## Recorded information
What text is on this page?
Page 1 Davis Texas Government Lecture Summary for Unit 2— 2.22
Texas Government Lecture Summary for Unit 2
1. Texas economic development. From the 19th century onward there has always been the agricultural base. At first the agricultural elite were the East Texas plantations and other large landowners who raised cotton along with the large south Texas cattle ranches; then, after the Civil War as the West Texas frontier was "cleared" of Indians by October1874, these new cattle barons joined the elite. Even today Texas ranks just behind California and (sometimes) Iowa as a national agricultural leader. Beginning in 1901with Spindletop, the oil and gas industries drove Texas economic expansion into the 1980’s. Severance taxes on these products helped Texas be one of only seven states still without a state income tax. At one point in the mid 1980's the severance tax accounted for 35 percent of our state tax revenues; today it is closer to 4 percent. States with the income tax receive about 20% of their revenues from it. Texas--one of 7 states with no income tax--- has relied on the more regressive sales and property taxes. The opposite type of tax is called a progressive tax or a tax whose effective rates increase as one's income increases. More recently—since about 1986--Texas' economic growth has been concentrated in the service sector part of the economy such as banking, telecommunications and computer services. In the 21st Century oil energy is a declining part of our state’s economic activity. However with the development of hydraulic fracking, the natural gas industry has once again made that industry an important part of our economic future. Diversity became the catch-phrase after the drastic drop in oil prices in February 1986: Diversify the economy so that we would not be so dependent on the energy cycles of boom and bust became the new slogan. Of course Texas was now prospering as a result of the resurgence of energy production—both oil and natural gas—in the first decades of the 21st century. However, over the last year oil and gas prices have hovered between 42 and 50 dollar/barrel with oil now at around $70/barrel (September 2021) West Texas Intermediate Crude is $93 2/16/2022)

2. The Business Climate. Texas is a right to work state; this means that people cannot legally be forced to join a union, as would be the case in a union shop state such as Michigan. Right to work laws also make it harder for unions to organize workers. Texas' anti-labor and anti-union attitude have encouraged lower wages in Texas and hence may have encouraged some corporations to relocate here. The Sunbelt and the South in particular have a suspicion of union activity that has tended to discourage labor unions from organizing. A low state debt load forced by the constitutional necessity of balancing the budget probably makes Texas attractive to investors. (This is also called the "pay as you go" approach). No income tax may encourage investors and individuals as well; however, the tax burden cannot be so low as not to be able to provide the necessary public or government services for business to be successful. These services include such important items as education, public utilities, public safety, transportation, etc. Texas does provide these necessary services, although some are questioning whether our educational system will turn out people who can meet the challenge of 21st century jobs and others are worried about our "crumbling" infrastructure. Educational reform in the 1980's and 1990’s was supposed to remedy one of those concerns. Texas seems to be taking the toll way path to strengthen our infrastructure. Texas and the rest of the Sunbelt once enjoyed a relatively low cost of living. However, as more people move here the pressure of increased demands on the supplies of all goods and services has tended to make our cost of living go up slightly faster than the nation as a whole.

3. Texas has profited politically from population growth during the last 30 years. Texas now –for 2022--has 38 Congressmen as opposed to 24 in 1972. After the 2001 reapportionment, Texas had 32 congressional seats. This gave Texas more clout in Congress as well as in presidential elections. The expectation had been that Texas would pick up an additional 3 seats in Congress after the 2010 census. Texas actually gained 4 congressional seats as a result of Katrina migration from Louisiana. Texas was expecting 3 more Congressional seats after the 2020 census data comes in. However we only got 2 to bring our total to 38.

## Requirement
Write out the entries in full, exactly as given.

## Result below
What text is on this page?
Page 1 Davis Texas Government Lecture Summary for Unit 2— 2.22
Texas Government Lecture Summary for Unit 2
1. Texas economic development. From the 19th century onward there has always been the agricultural base. At first the agricultural elite were the East Texas plantations and other large landowners who raised cotton along with the large south Texas cattle ranches; then, after the Civil War as the West Texas frontier was "cleared" of Indians by October1874, these new cattle barons joined the elite. Even today Texas ranks just behind California and (sometimes) Iowa as a national agricultural leader. Beginning in 1901with Spindletop, the oil and gas industries drove Texas economic expansion into the 1980’s. Severance taxes on these products helped Texas be one of only seven states still without a state income tax. At one point in the mid 1980's the severance tax accounted for 35 percent of our state tax revenues; today it is closer to 4 percent. States with the income tax receive about 20% of their revenues from it. Texas--one of 7 states with no income tax--- has relied on the more regressive sales and property taxes. The opposite type of tax is called a progressive tax or a tax whose effective rates increase as one's income increases. More recently—since about 1986--Texas' economic growth has been concentrated in the service sector part of the economy such as banking, telecommunications and computer services. In the 21st Century oil energy is a declining part of our state’s economic activity. However with the development of hydraulic fracking, the natural gas industry has once again made that industry an important part of our economic future. Diversity became the catch-phrase after the drastic drop in oil prices in February 1986: Diversify the economy so that we would not be so dependent on the energy cycles of boom and bust became the new slogan. Of course Texas was now prospering as a result of the resurgence of energy production—both oil and natural gas—in the first decades of the 21st century. However, over the last year oil and gas prices have hovered between 42 and 50 dollar/barrel with oil now at around $70/barrel (September 2021) West Texas Intermediate Crude is $93 2/16/2022)

2. The Business Climate. Texas is a right to work state; this means that people cannot legally be forced to join a union, as would be the case in a union shop state such as Michigan. Right to work laws also make it harder for unions to organize workers. Texas' anti-labor and anti-union attitude have encouraged lower wages in Texas and hence may have encouraged some corporations to relocate here. The Sunbelt and the South in particular have a suspicion of union activity that has tended to discourage labor unions from organizing. A low state debt load forced by the constitutional necessity of balancing the budget probably makes Texas attractive to investors. (This is also called the "pay as you go" approach). No income tax may encourage investors and individuals as well; however, the tax burden cannot be so low as not to be able to provide the necessary public or government services for business to be successful. These services include such important items as education, public utilities, public safety, transportation, etc. Texas does provide these necessary services, although some are questioning whether our educational system will turn out people who can meet the challenge of 21st century jobs and others are worried about our "crumbling" infrastructure. Educational reform in the 1980's and 1990’s was supposed to remedy one of those concerns. Texas seems to be taking the toll way path to strengthen our infrastructure. Texas and the rest of the Sunbelt once enjoyed a relatively low cost of living. However, as more people move here the pressure of increased demands on the supplies of all goods and services has tended to make our cost of living go up slightly faster than the nation as a whole.

3. Texas has profited politically from population growth during the last 30 years. Texas now –for 2022--has 38 Congressmen as opposed to 24 in 1972. After the 2001 reapportionment, Texas had 32 congressional seats. This gave Texas more clout in Congress as well as in presidential elections. The expectation had been that Texas would pick up an additional 3 seats in Congress after the 2010 census. Texas actually gained 4 congressional seats as a result of Katrina migration from Louisiana. Texas was expecting 3 more Congressional seats after the 2020 census data comes in. However we only got 2 to bring our total to 38.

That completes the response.